### WHAT TO PRODUCE
Could you copy the records below word for word, from the line with "List each element" up to and including the line with "bar — [952, 259, 960, 600]", and leave the pictures out?

======== MATERIAL FOR THE TASK ========

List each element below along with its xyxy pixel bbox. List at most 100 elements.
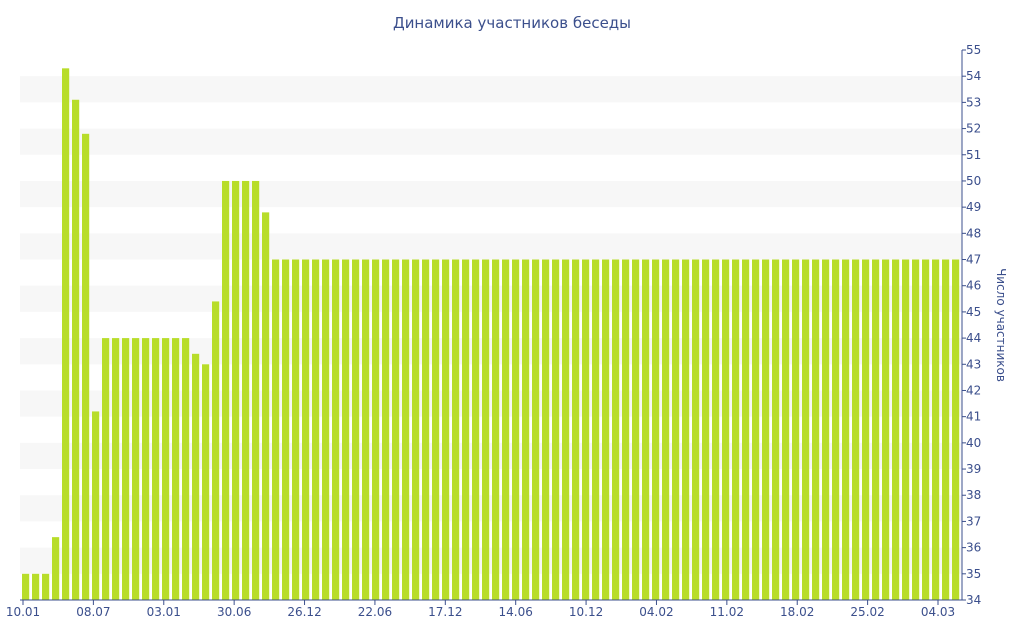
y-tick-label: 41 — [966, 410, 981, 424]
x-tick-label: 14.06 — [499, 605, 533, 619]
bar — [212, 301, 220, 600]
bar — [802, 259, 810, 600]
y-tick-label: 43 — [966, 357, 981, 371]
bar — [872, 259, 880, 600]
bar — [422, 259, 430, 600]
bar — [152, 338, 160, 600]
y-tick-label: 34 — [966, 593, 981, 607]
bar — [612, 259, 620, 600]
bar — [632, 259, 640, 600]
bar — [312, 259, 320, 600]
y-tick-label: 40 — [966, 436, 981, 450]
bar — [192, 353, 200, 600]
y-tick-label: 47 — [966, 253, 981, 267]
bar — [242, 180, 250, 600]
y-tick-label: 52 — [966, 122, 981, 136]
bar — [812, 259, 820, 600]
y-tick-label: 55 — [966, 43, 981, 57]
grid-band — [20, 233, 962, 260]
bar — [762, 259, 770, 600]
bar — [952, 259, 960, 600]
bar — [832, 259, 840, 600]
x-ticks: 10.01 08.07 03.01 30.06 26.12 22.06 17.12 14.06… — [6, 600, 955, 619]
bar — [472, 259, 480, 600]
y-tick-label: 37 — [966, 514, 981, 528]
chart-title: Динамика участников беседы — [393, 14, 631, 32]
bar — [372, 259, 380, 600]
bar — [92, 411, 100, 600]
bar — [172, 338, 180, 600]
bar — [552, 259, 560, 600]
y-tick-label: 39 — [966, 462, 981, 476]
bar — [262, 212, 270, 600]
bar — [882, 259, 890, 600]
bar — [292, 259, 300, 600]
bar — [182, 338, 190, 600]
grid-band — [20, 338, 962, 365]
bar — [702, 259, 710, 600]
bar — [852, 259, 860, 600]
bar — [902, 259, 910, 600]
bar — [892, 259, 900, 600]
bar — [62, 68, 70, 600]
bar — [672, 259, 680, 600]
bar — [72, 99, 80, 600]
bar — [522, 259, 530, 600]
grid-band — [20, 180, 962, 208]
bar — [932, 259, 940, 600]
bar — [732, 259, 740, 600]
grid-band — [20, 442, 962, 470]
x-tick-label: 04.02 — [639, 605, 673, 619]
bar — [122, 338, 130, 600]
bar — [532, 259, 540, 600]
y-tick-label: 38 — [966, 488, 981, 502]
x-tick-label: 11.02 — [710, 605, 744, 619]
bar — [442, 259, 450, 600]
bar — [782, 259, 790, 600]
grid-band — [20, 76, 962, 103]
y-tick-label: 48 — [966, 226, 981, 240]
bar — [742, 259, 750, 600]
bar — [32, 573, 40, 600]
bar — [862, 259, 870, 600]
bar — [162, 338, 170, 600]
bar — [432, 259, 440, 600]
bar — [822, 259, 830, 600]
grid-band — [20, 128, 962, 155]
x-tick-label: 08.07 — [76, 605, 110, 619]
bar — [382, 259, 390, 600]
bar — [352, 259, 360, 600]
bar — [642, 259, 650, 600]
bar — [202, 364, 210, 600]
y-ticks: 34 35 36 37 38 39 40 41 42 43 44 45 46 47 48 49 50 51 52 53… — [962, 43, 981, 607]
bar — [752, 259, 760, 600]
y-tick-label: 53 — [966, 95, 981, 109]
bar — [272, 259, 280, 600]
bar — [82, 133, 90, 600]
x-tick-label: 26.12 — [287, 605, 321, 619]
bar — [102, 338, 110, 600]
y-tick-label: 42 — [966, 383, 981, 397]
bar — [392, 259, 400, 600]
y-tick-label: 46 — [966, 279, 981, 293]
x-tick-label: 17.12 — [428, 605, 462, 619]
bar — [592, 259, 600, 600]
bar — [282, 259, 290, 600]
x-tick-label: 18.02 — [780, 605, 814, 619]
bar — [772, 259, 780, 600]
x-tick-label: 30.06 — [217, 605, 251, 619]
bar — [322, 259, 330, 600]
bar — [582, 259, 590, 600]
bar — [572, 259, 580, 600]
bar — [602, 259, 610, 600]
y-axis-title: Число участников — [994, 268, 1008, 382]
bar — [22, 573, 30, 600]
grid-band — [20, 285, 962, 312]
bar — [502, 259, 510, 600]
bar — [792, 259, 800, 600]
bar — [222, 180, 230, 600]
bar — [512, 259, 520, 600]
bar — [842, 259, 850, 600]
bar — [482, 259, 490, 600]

========
======== MATERIAL FOR THE TASK ========

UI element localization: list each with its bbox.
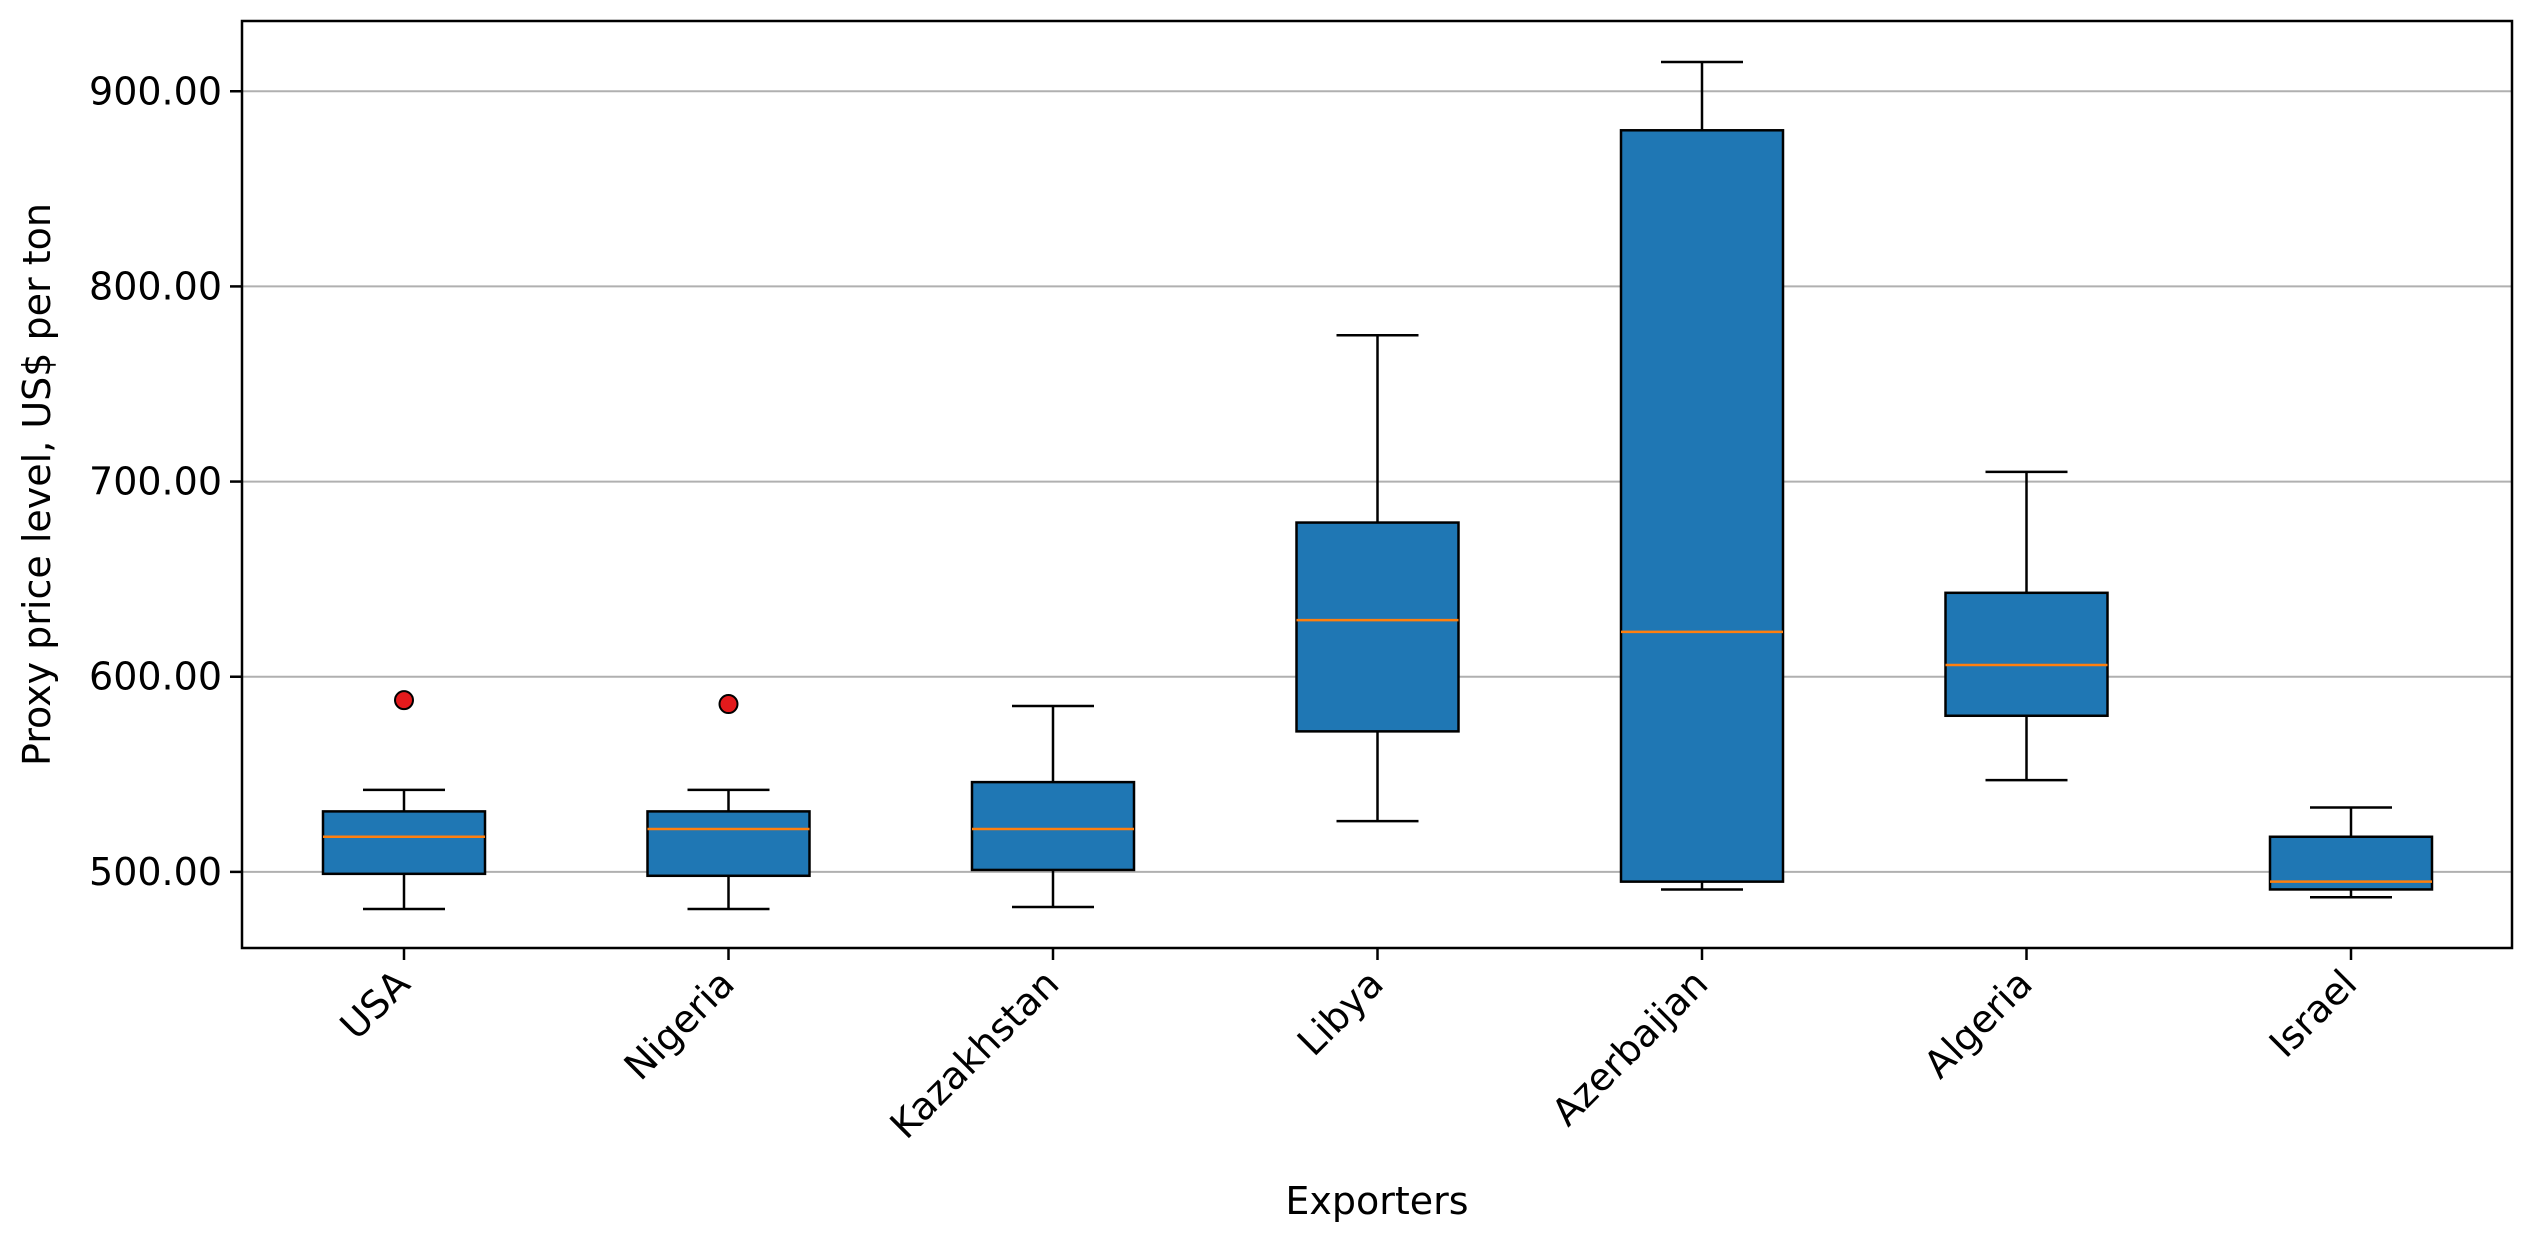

========

### ANSWER FOR THIS EXERCISE
List each element below along with its xyxy pixel bbox. List at most 100 elements.
y-tick-label: 41 — [966, 410, 981, 424]
x-tick-label: 14.06 — [499, 605, 533, 619]
bar — [212, 301, 220, 600]
bar — [802, 259, 810, 600]
y-tick-label: 43 — [966, 357, 981, 371]
bar — [872, 259, 880, 600]
bar — [422, 259, 430, 600]
bar — [152, 338, 160, 600]
y-tick-label: 34 — [966, 593, 981, 607]
bar — [612, 259, 620, 600]
bar — [632, 259, 640, 600]
bar — [312, 259, 320, 600]
y-tick-label: 40 — [966, 436, 981, 450]
bar — [192, 353, 200, 600]
y-tick-label: 47 — [966, 253, 981, 267]
bar — [242, 180, 250, 600]
y-tick-label: 52 — [966, 122, 981, 136]
bar — [812, 259, 820, 600]
y-tick-label: 55 — [966, 43, 981, 57]
grid-band — [20, 233, 962, 260]
bar — [762, 259, 770, 600]
bar — [952, 259, 960, 600]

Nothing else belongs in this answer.